-- TASK DIRECTIONS --
Work out how many lines hold the string "João". Give that number and nothing more.

════

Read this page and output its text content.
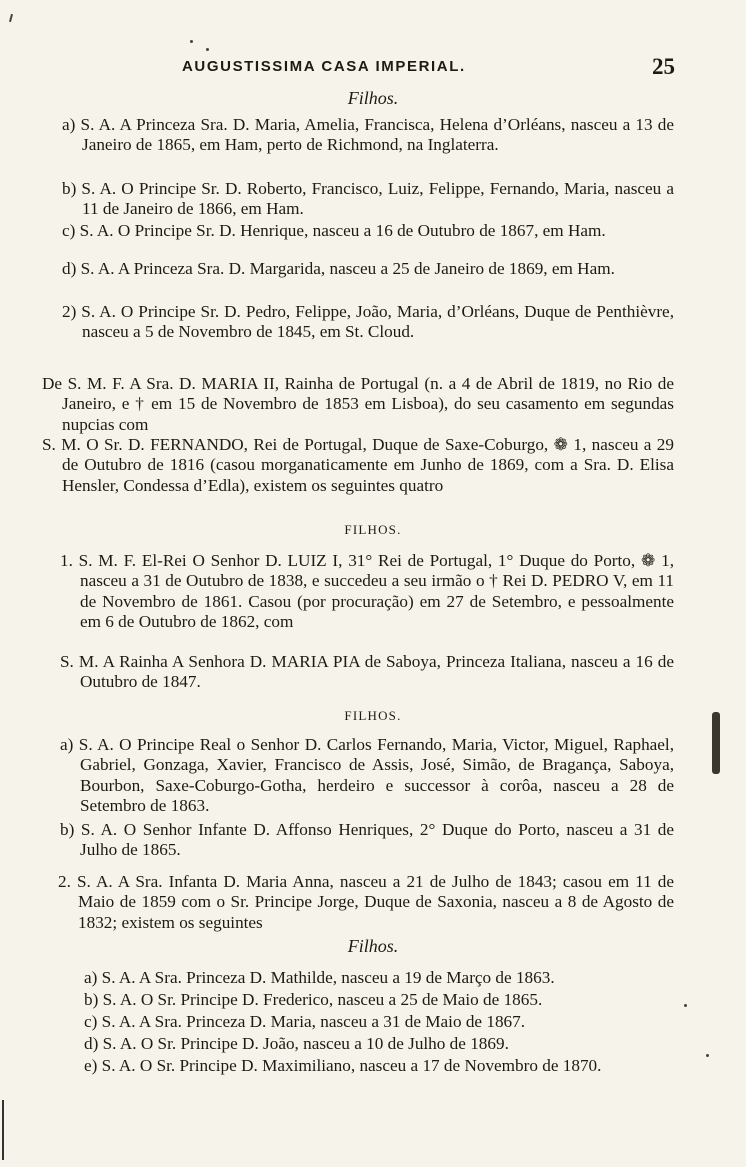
AUGUSTISSIMA CASA IMPERIAL.	25
Filhos.
a) S. A. A Princeza Sra. D. Maria, Amelia, Francisca, Helena d’Orléans, nasceu a 13 de Janeiro de 1865, em Ham, perto de Richmond, na Inglaterra.
b) S. A. O Principe Sr. D. Roberto, Francisco, Luiz, Felippe, Fernando, Maria, nasceu a 11 de Janeiro de 1866, em Ham.
c) S. A. O Principe Sr. D. Henrique, nasceu a 16 de Outubro de 1867, em Ham.
d) S. A. A Princeza Sra. D. Margarida, nasceu a 25 de Janeiro de 1869, em Ham.
2) S. A. O Principe Sr. D. Pedro, Felippe, João, Maria, d’Orléans, Duque de Penthièvre, nasceu a 5 de Novembro de 1845, em St. Cloud.
De S. M. F. A Sra. D. MARIA II, Rainha de Portugal (n. a 4 de Abril de 1819, no Rio de Janeiro, e † em 15 de Novembro de 1853 em Lisboa), do seu casamento em segundas nupcias com
S. M. O Sr. D. FERNANDO, Rei de Portugal, Duque de Saxe-Coburgo, ❁ 1, nasceu a 29 de Outubro de 1816 (casou morganaticamente em Junho de 1869, com a Sra. D. Elisa Hensler, Condessa d’Edla), existem os seguintes quatro
FILHOS.
1. S. M. F. El-Rei O Senhor D. LUIZ I, 31° Rei de Portugal, 1° Duque do Porto, ❁ 1, nasceu a 31 de Outubro de 1838, e succedeu a seu irmão o † Rei D. PEDRO V, em 11 de Novembro de 1861. Casou (por procuração) em 27 de Setembro, e pessoalmente em 6 de Outubro de 1862, com
S. M. A Rainha A Senhora D. MARIA PIA de Saboya, Princeza Italiana, nasceu a 16 de Outubro de 1847.
FILHOS.
a) S. A. O Principe Real o Senhor D. Carlos Fernando, Maria, Victor, Miguel, Raphael, Gabriel, Gonzaga, Xavier, Francisco de Assis, José, Simão, de Bragança, Saboya, Bourbon, Saxe-Coburgo-Gotha, herdeiro e successor à corôa, nasceu a 28 de Setembro de 1863.
b) S. A. O Senhor Infante D. Affonso Henriques, 2° Duque do Porto, nasceu a 31 de Julho de 1865.
2. S. A. A Sra. Infanta D. Maria Anna, nasceu a 21 de Julho de 1843; casou em 11 de Maio de 1859 com o Sr. Principe Jorge, Duque de Saxonia, nasceu a 8 de Agosto de 1832; existem os seguintes
Filhos.
a) S. A. A Sra. Princeza D. Mathilde, nasceu a 19 de Março de 1863.
b) S. A. O Sr. Principe D. Frederico, nasceu a 25 de Maio de 1865.
c) S. A. A Sra. Princeza D. Maria, nasceu a 31 de Maio de 1867.
d) S. A. O Sr. Principe D. João, nasceu a 10 de Julho de 1869.
e) S. A. O Sr. Principe D. Maximiliano, nasceu a 17 de Novembro de 1870.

════

-- ANSWER --
2